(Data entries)

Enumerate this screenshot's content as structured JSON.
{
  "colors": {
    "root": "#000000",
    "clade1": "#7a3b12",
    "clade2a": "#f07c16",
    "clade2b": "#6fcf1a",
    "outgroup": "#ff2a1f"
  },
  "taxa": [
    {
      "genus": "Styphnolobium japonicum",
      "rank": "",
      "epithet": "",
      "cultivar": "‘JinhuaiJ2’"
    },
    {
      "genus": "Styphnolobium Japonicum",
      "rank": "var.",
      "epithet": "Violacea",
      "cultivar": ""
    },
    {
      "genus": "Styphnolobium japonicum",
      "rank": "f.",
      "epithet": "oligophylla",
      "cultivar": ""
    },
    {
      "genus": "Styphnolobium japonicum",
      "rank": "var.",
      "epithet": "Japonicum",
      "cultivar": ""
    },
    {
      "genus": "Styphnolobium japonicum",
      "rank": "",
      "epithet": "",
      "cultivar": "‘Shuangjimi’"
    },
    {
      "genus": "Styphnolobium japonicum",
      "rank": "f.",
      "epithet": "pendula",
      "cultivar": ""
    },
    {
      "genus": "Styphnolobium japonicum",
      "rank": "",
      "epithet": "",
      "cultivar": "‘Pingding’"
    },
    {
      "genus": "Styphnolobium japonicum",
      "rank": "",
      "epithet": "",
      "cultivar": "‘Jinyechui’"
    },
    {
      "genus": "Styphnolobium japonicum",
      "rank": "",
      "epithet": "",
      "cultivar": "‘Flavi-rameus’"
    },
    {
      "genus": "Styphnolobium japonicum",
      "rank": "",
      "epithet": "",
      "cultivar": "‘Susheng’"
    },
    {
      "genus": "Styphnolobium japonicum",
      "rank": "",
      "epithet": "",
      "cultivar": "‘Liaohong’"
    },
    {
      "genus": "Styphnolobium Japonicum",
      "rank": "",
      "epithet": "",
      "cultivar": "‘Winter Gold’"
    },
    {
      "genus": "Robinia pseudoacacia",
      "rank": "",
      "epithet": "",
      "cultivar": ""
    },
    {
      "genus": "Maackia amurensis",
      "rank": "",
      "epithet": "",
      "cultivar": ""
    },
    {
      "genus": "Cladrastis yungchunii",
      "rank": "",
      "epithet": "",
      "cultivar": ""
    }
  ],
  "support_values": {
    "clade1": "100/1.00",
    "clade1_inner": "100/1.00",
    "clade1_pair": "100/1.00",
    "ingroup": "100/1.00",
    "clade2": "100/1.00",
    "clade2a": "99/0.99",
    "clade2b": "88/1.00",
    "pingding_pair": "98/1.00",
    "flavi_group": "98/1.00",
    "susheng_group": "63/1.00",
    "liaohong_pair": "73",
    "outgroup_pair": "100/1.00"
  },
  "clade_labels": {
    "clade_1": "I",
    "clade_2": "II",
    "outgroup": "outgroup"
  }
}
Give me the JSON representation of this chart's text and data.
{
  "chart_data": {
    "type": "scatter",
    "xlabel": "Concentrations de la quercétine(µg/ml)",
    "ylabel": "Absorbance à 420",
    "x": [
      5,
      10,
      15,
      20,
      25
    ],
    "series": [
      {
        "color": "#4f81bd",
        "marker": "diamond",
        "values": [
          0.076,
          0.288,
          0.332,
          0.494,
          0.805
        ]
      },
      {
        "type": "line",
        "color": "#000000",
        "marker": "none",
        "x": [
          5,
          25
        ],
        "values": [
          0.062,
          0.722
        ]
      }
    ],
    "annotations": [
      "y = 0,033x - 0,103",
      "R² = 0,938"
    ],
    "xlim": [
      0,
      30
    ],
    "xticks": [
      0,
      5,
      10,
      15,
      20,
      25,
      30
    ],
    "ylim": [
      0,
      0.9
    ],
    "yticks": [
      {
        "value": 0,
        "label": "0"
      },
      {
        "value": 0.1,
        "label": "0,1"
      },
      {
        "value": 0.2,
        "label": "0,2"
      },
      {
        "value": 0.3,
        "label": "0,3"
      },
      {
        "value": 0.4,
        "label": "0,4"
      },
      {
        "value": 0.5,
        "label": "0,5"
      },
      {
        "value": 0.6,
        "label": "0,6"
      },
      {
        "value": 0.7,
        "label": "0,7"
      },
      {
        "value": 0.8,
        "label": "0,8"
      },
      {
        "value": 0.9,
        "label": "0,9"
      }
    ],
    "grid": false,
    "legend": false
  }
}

--- Task to carry out ---
Write out all the entries exactly.

--- Full response ---
Enumerate this screenshot's content as structured JSON.
{
  "colors": {
    "root": "#000000",
    "clade1": "#7a3b12",
    "clade2a": "#f07c16",
    "clade2b": "#6fcf1a",
    "outgroup": "#ff2a1f"
  },
  "taxa": [
    {
      "genus": "Styphnolobium japonicum",
      "rank": "",
      "epithet": "",
      "cultivar": "‘JinhuaiJ2’"
    },
    {
      "genus": "Styphnolobium Japonicum",
      "rank": "var.",
      "epithet": "Violacea",
      "cultivar": ""
    },
    {
      "genus": "Styphnolobium japonicum",
      "rank": "f.",
      "epithet": "oligophylla",
      "cultivar": ""
    },
    {
      "genus": "Styphnolobium japonicum",
      "rank": "var.",
      "epithet": "Japonicum",
      "cultivar": ""
    },
    {
      "genus": "Styphnolobium japonicum",
      "rank": "",
      "epithet": "",
      "cultivar": "‘Shuangjimi’"
    },
    {
      "genus": "Styphnolobium japonicum",
      "rank": "f.",
      "epithet": "pendula",
      "cultivar": ""
    },
    {
      "genus": "Styphnolobium japonicum",
      "rank": "",
      "epithet": "",
      "cultivar": "‘Pingding’"
    },
    {
      "genus": "Styphnolobium japonicum",
      "rank": "",
      "epithet": "",
      "cultivar": "‘Jinyechui’"
    },
    {
      "genus": "Styphnolobium japonicum",
      "rank": "",
      "epithet": "",
      "cultivar": "‘Flavi-rameus’"
    },
    {
      "genus": "Styphnolobium japonicum",
      "rank": "",
      "epithet": "",
      "cultivar": "‘Susheng’"
    },
    {
      "genus": "Styphnolobium japonicum",
      "rank": "",
      "epithet": "",
      "cultivar": "‘Liaohong’"
    },
    {
      "genus": "Styphnolobium Japonicum",
      "rank": "",
      "epithet": "",
      "cultivar": "‘Winter Gold’"
    },
    {
      "genus": "Robinia pseudoacacia",
      "rank": "",
      "epithet": "",
      "cultivar": ""
    },
    {
      "genus": "Maackia amurensis",
      "rank": "",
      "epithet": "",
      "cultivar": ""
    },
    {
      "genus": "Cladrastis yungchunii",
      "rank": "",
      "epithet": "",
      "cultivar": ""
    }
  ],
  "support_values": {
    "clade1": "100/1.00",
    "clade1_inner": "100/1.00",
    "clade1_pair": "100/1.00",
    "ingroup": "100/1.00",
    "clade2": "100/1.00",
    "clade2a": "99/0.99",
    "clade2b": "88/1.00",
    "pingding_pair": "98/1.00",
    "flavi_group": "98/1.00",
    "susheng_group": "63/1.00",
    "liaohong_pair": "73",
    "outgroup_pair": "100/1.00"
  },
  "clade_labels": {
    "clade_1": "I",
    "clade_2": "II",
    "outgroup": "outgroup"
  }
}
Give me the JSON representation of this chart's text and data.
{
  "chart_data": {
    "type": "scatter",
    "xlabel": "Concentrations de la quercétine(µg/ml)",
    "ylabel": "Absorbance à 420",
    "x": [
      5,
      10,
      15,
      20,
      25
    ],
    "series": [
      {
        "color": "#4f81bd",
        "marker": "diamond",
        "values": [
          0.076,
          0.288,
          0.332,
          0.494,
          0.805
        ]
      },
      {
        "type": "line",
        "color": "#000000",
        "marker": "none",
        "x": [
          5,
          25
        ],
        "values": [
          0.062,
          0.722
        ]
      }
    ],
    "annotations": [
      "y = 0,033x - 0,103",
      "R² = 0,938"
    ],
    "xlim": [
      0,
      30
    ],
    "xticks": [
      0,
      5,
      10,
      15,
      20,
      25,
      30
    ],
    "ylim": [
      0,
      0.9
    ],
    "yticks": [
      {
        "value": 0,
        "label": "0"
      },
      {
        "value": 0.1,
        "label": "0,1"
      },
      {
        "value": 0.2,
        "label": "0,2"
      },
      {
        "value": 0.3,
        "label": "0,3"
      },
      {
        "value": 0.4,
        "label": "0,4"
      },
      {
        "value": 0.5,
        "label": "0,5"
      },
      {
        "value": 0.6,
        "label": "0,6"
      },
      {
        "value": 0.7,
        "label": "0,7"
      },
      {
        "value": 0.8,
        "label": "0,8"
      },
      {
        "value": 0.9,
        "label": "0,9"
      }
    ],
    "grid": false,
    "legend": false
  }
}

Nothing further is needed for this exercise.